◆ **Directive**
Copy out the whole listing exactly as written, leaving the pictures behind.

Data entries
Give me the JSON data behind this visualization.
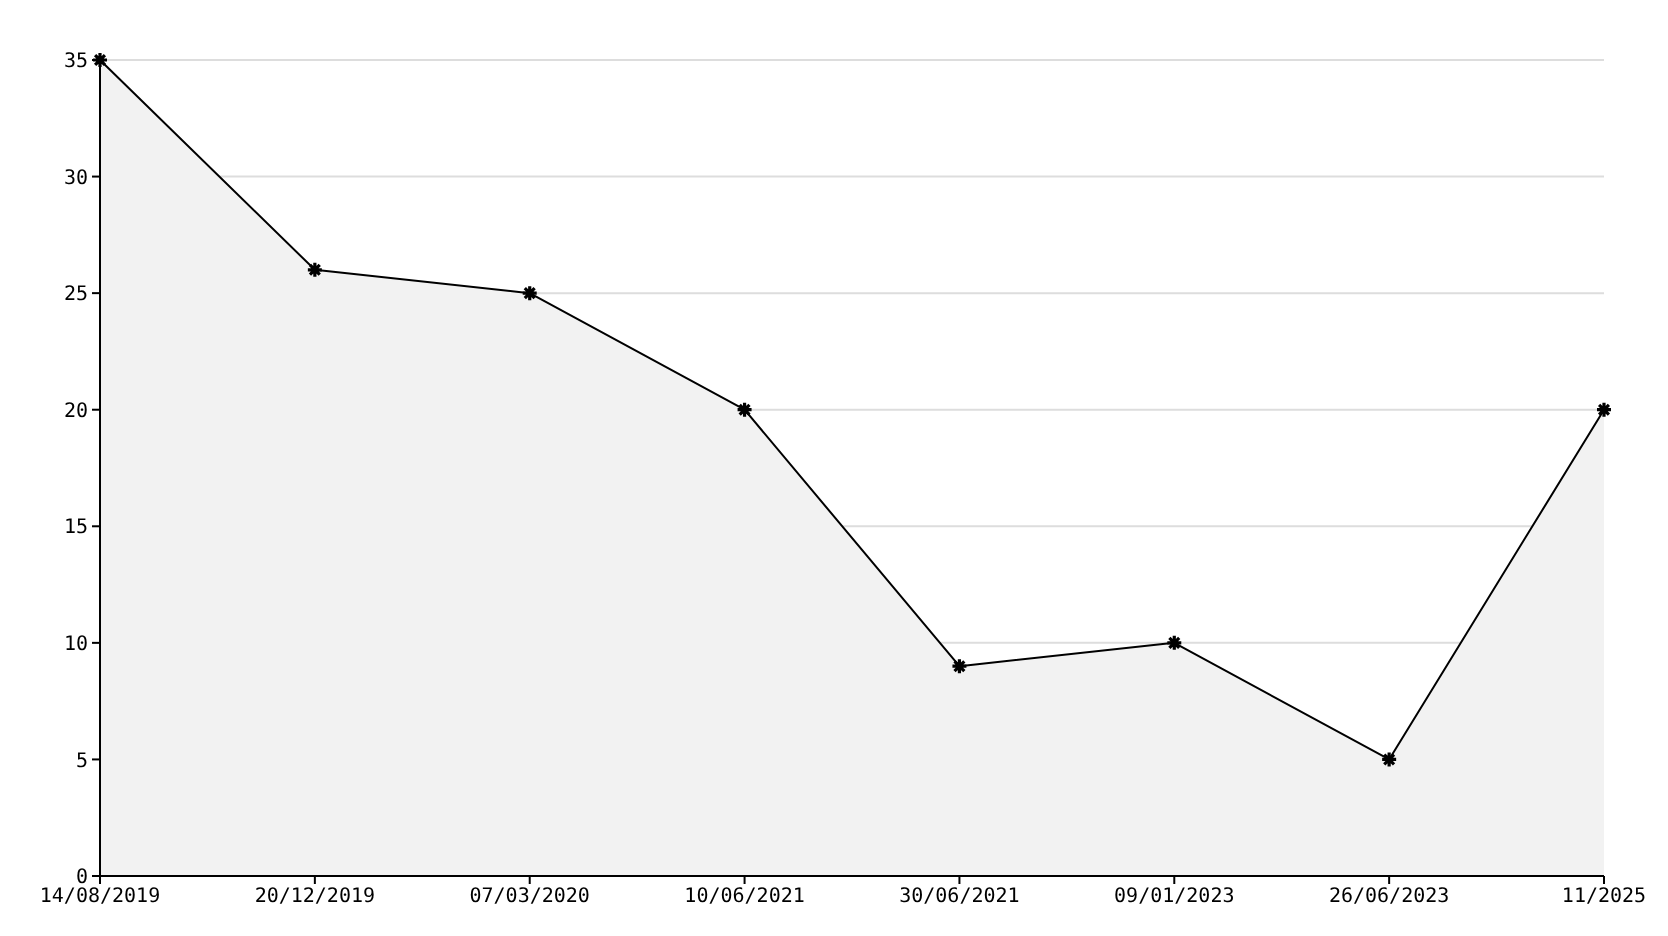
{
  "chart_data": {
    "type": "area",
    "categories": [
      "14/08/2019",
      "20/12/2019",
      "07/03/2020",
      "10/06/2021",
      "30/06/2021",
      "09/01/2023",
      "26/06/2023",
      "11/2025"
    ],
    "series": [
      {
        "color": "#000000",
        "values": [
          35,
          26,
          25,
          20,
          9,
          10,
          5,
          20
        ]
      }
    ],
    "ylim": [
      0,
      35
    ],
    "yticks": [
      0,
      5,
      10,
      15,
      20,
      25,
      30,
      35
    ],
    "grid": "y",
    "marker": "cross",
    "line_style": "solid"
  }
}
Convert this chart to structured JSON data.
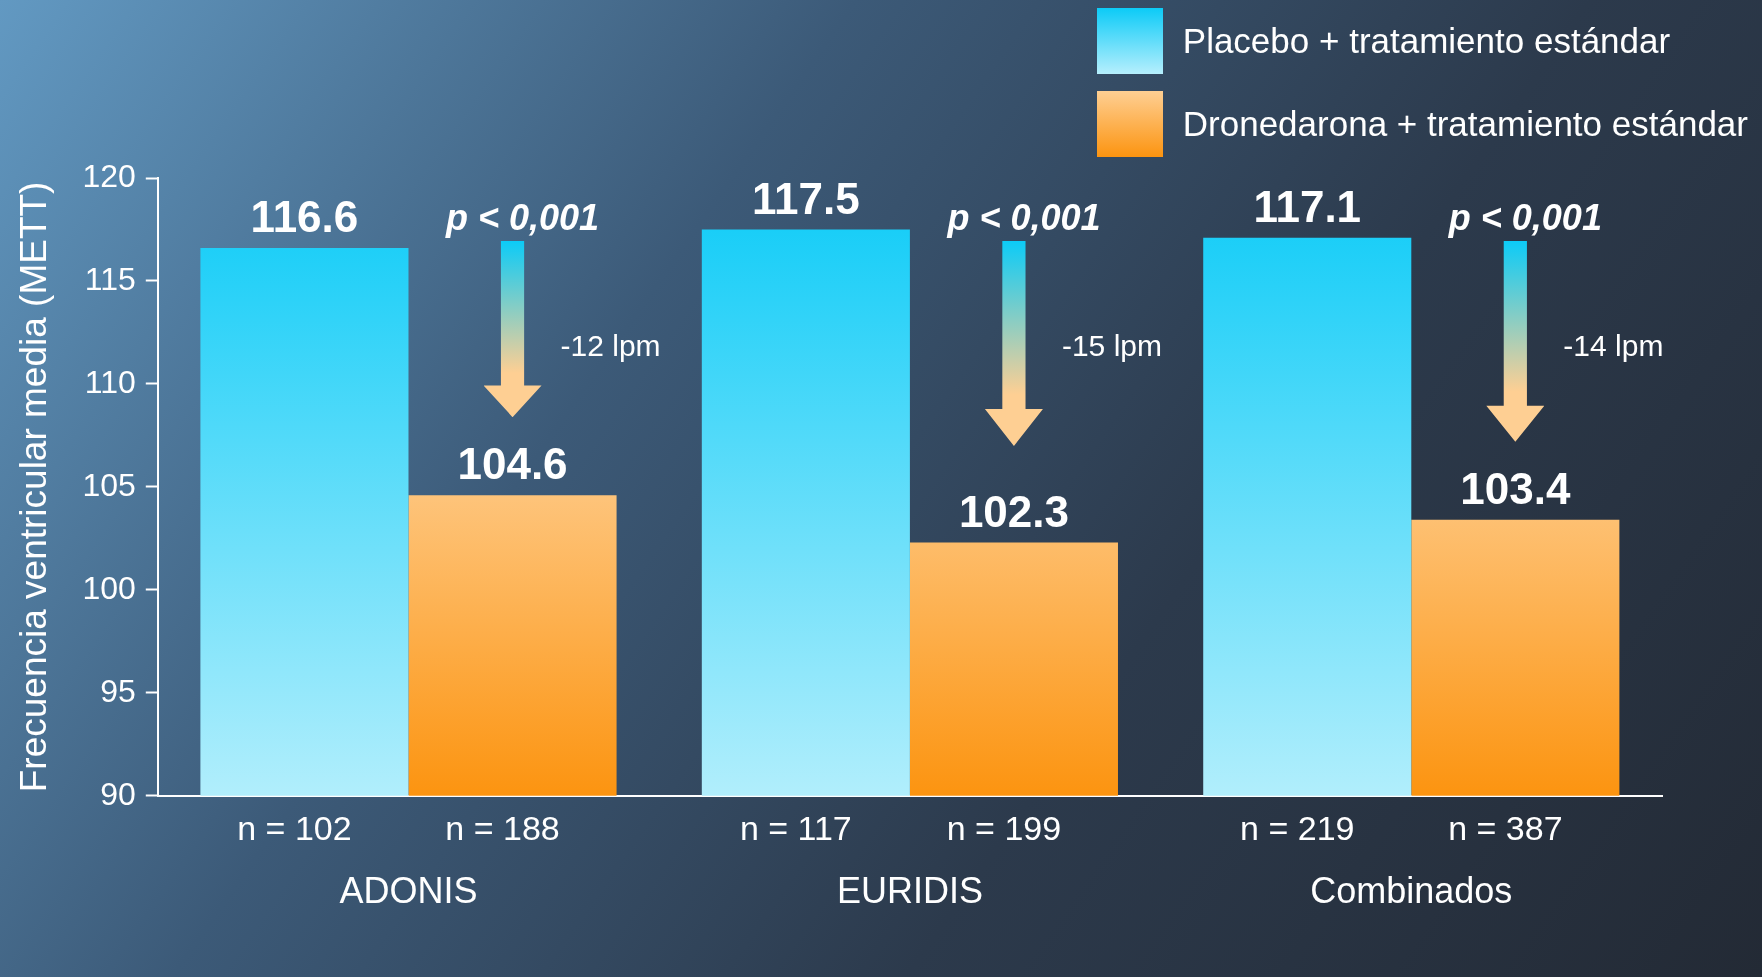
{
  "chart_data": {
    "type": "bar",
    "categories": [
      "ADONIS",
      "EURIDIS",
      "Combinados"
    ],
    "series": [
      {
        "name": "Placebo + tratamiento estándar",
        "color": "#0ccbf7",
        "values": [
          116.6,
          117.5,
          117.1
        ]
      },
      {
        "name": "Dronedarona + tratamiento estándar",
        "color": "#fc9410",
        "values": [
          104.6,
          102.3,
          103.4
        ]
      }
    ],
    "ylabel": "Frecuencia ventricular media (METT)",
    "ylim": [
      90,
      120
    ],
    "yticks": [
      90,
      95,
      100,
      105,
      110,
      115,
      120
    ],
    "data_labels": true,
    "legend": "top right",
    "grid": false,
    "annotations": [
      "p < 0,001",
      "p < 0,001",
      "p < 0,001",
      "-12 lpm",
      "-15 lpm",
      "-14 lpm",
      "n = 102",
      "n = 188",
      "n = 117",
      "n = 199",
      "n = 219",
      "n = 387"
    ]
  }
}
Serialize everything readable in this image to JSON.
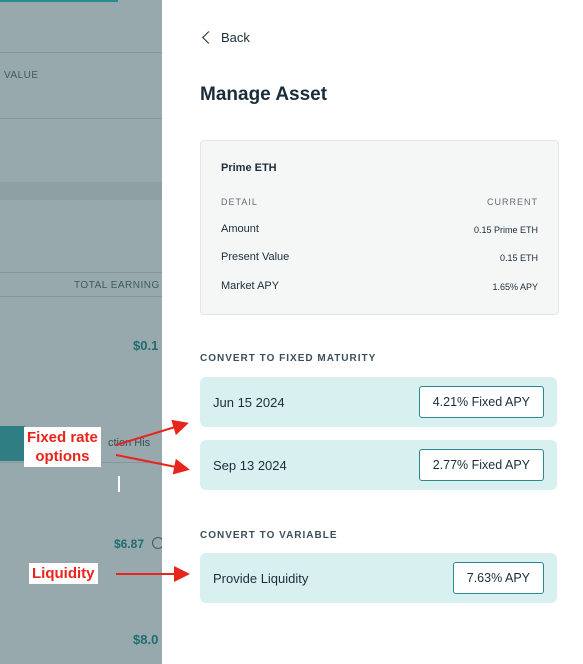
{
  "background": {
    "column_value": "VALUE",
    "column_total_earnings": "TOTAL EARNING",
    "amounts": [
      "$0.1",
      "$6.87",
      "$8.0"
    ],
    "tab_partial": "ction His"
  },
  "panel": {
    "back_label": "Back",
    "title": "Manage Asset",
    "asset_card": {
      "asset_name": "Prime ETH",
      "header_detail": "DETAIL",
      "header_current": "CURRENT",
      "rows": [
        {
          "label": "Amount",
          "value": "0.15 Prime ETH"
        },
        {
          "label": "Present Value",
          "value": "0.15 ETH"
        },
        {
          "label": "Market APY",
          "value": "1.65% APY"
        }
      ]
    },
    "fixed_section_title": "CONVERT TO FIXED MATURITY",
    "fixed_options": [
      {
        "date": "Jun 15 2024",
        "apy": "4.21% Fixed APY"
      },
      {
        "date": "Sep 13 2024",
        "apy": "2.77% Fixed APY"
      }
    ],
    "variable_section_title": "CONVERT TO VARIABLE",
    "variable_option": {
      "label": "Provide Liquidity",
      "apy": "7.63% APY"
    }
  },
  "annotations": {
    "fixed_rate_line1": "Fixed rate",
    "fixed_rate_line2": "options",
    "liquidity": "Liquidity",
    "color": "#e8251c"
  },
  "colors": {
    "accent": "#2a8a90",
    "option_bg": "#d9f0f1",
    "text": "#1b2d3a"
  }
}
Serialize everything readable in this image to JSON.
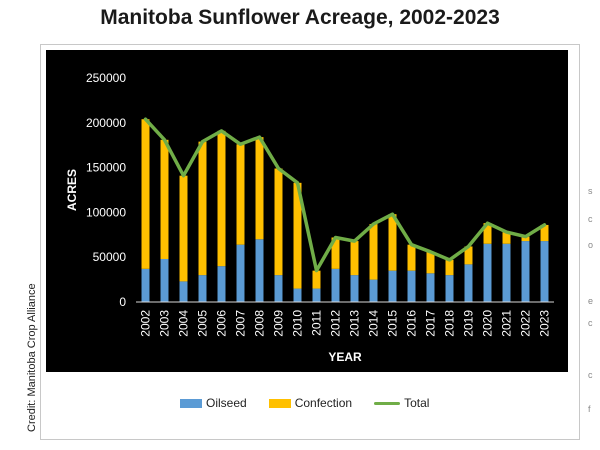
{
  "page": {
    "title": "Manitoba Sunflower Acreage, 2002-2023",
    "credit": "Credit: Manitoba Crop Alliance"
  },
  "colors": {
    "background": "#000000",
    "oilseed": "#5b9bd5",
    "confection": "#ffc000",
    "total": "#70ad47",
    "axis_text": "#ffffff"
  },
  "chart_data": {
    "type": "bar",
    "stacked": true,
    "title": "",
    "xlabel": "YEAR",
    "ylabel": "ACRES",
    "ylim": [
      0,
      250000
    ],
    "yticks": [
      0,
      50000,
      100000,
      150000,
      200000,
      250000
    ],
    "grid": false,
    "legend_position": "bottom",
    "categories": [
      "2002",
      "2003",
      "2004",
      "2005",
      "2006",
      "2007",
      "2008",
      "2009",
      "2010",
      "2011",
      "2012",
      "2013",
      "2014",
      "2015",
      "2016",
      "2017",
      "2018",
      "2019",
      "2020",
      "2021",
      "2022",
      "2023"
    ],
    "series": [
      {
        "name": "Oilseed",
        "type": "bar",
        "color": "#5b9bd5",
        "values": [
          37000,
          48000,
          23000,
          30000,
          40000,
          64000,
          70000,
          30000,
          15000,
          15000,
          37000,
          30000,
          25000,
          35000,
          35000,
          32000,
          30000,
          42000,
          65000,
          65000,
          68000,
          68000
        ]
      },
      {
        "name": "Confection",
        "type": "bar",
        "color": "#ffc000",
        "values": [
          167000,
          133000,
          118000,
          149000,
          151000,
          112000,
          114000,
          119000,
          118000,
          20000,
          35000,
          38000,
          62000,
          63000,
          29000,
          24000,
          17000,
          20000,
          23000,
          13000,
          5000,
          18000
        ]
      },
      {
        "name": "Total",
        "type": "line",
        "color": "#70ad47",
        "values": [
          204000,
          181000,
          141000,
          179000,
          191000,
          176000,
          184000,
          149000,
          133000,
          35000,
          72000,
          68000,
          87000,
          98000,
          64000,
          56000,
          47000,
          62000,
          88000,
          78000,
          73000,
          86000
        ]
      }
    ]
  },
  "legend": {
    "oilseed": "Oilseed",
    "confection": "Confection",
    "total": "Total"
  },
  "edge_glyphs": [
    "s",
    "c",
    "o",
    "e",
    "c",
    "c",
    "f"
  ]
}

◆ **Completed task**
Give me the JSON data behind this visualization.
{
  "chart_data": {
    "type": "area",
    "categories": [
      "14/08/2019",
      "20/12/2019",
      "07/03/2020",
      "10/06/2021",
      "30/06/2021",
      "09/01/2023",
      "26/06/2023",
      "11/2025"
    ],
    "series": [
      {
        "color": "#000000",
        "values": [
          35,
          26,
          25,
          20,
          9,
          10,
          5,
          20
        ]
      }
    ],
    "ylim": [
      0,
      35
    ],
    "yticks": [
      0,
      5,
      10,
      15,
      20,
      25,
      30,
      35
    ],
    "grid": "y",
    "marker": "cross",
    "line_style": "solid"
  }
}
Convert this chart to structured JSON data.
{
  "chart_data": {
    "type": "bar",
    "categories": [
      "ADONIS",
      "EURIDIS",
      "Combinados"
    ],
    "series": [
      {
        "name": "Placebo + tratamiento estándar",
        "color": "#0ccbf7",
        "values": [
          116.6,
          117.5,
          117.1
        ]
      },
      {
        "name": "Dronedarona + tratamiento estándar",
        "color": "#fc9410",
        "values": [
          104.6,
          102.3,
          103.4
        ]
      }
    ],
    "ylabel": "Frecuencia ventricular media (METT)",
    "ylim": [
      90,
      120
    ],
    "yticks": [
      90,
      95,
      100,
      105,
      110,
      115,
      120
    ],
    "data_labels": true,
    "legend": "top right",
    "grid": false,
    "annotations": [
      "p < 0,001",
      "p < 0,001",
      "p < 0,001",
      "-12 lpm",
      "-15 lpm",
      "-14 lpm",
      "n = 102",
      "n = 188",
      "n = 117",
      "n = 199",
      "n = 219",
      "n = 387"
    ]
  }
}
Serialize everything readable in this image to JSON.
{
  "background": {
    "column_value": "VALUE",
    "column_total_earnings": "TOTAL EARNING",
    "amounts": [
      "$0.1",
      "$6.87",
      "$8.0"
    ],
    "tab_partial": "ction His"
  },
  "panel": {
    "back_label": "Back",
    "title": "Manage Asset",
    "asset_card": {
      "asset_name": "Prime ETH",
      "header_detail": "DETAIL",
      "header_current": "CURRENT",
      "rows": [
        {
          "label": "Amount",
          "value": "0.15 Prime ETH"
        },
        {
          "label": "Present Value",
          "value": "0.15 ETH"
        },
        {
          "label": "Market APY",
          "value": "1.65% APY"
        }
      ]
    },
    "fixed_section_title": "CONVERT TO FIXED MATURITY",
    "fixed_options": [
      {
        "date": "Jun 15 2024",
        "apy": "4.21% Fixed APY"
      },
      {
        "date": "Sep 13 2024",
        "apy": "2.77% Fixed APY"
      }
    ],
    "variable_section_title": "CONVERT TO VARIABLE",
    "variable_option": {
      "label": "Provide Liquidity",
      "apy": "7.63% APY"
    }
  },
  "annotations": {
    "fixed_rate_line1": "Fixed rate",
    "fixed_rate_line2": "options",
    "liquidity": "Liquidity",
    "color": "#e8251c"
  },
  "colors": {
    "accent": "#2a8a90",
    "option_bg": "#d9f0f1",
    "text": "#1b2d3a"
  }
}
Serialize everything readable in this image to JSON.
{
  "page": {
    "title": "Manitoba Sunflower Acreage, 2002-2023",
    "credit": "Credit: Manitoba Crop Alliance"
  },
  "colors": {
    "background": "#000000",
    "oilseed": "#5b9bd5",
    "confection": "#ffc000",
    "total": "#70ad47",
    "axis_text": "#ffffff"
  },
  "chart_data": {
    "type": "bar",
    "stacked": true,
    "title": "",
    "xlabel": "YEAR",
    "ylabel": "ACRES",
    "ylim": [
      0,
      250000
    ],
    "yticks": [
      0,
      50000,
      100000,
      150000,
      200000,
      250000
    ],
    "grid": false,
    "legend_position": "bottom",
    "categories": [
      "2002",
      "2003",
      "2004",
      "2005",
      "2006",
      "2007",
      "2008",
      "2009",
      "2010",
      "2011",
      "2012",
      "2013",
      "2014",
      "2015",
      "2016",
      "2017",
      "2018",
      "2019",
      "2020",
      "2021",
      "2022",
      "2023"
    ],
    "series": [
      {
        "name": "Oilseed",
        "type": "bar",
        "color": "#5b9bd5",
        "values": [
          37000,
          48000,
          23000,
          30000,
          40000,
          64000,
          70000,
          30000,
          15000,
          15000,
          37000,
          30000,
          25000,
          35000,
          35000,
          32000,
          30000,
          42000,
          65000,
          65000,
          68000,
          68000
        ]
      },
      {
        "name": "Confection",
        "type": "bar",
        "color": "#ffc000",
        "values": [
          167000,
          133000,
          118000,
          149000,
          151000,
          112000,
          114000,
          119000,
          118000,
          20000,
          35000,
          38000,
          62000,
          63000,
          29000,
          24000,
          17000,
          20000,
          23000,
          13000,
          5000,
          18000
        ]
      },
      {
        "name": "Total",
        "type": "line",
        "color": "#70ad47",
        "values": [
          204000,
          181000,
          141000,
          179000,
          191000,
          176000,
          184000,
          149000,
          133000,
          35000,
          72000,
          68000,
          87000,
          98000,
          64000,
          56000,
          47000,
          62000,
          88000,
          78000,
          73000,
          86000
        ]
      }
    ]
  },
  "legend": {
    "oilseed": "Oilseed",
    "confection": "Confection",
    "total": "Total"
  },
  "edge_glyphs": [
    "s",
    "c",
    "o",
    "e",
    "c",
    "c",
    "f"
  ]
}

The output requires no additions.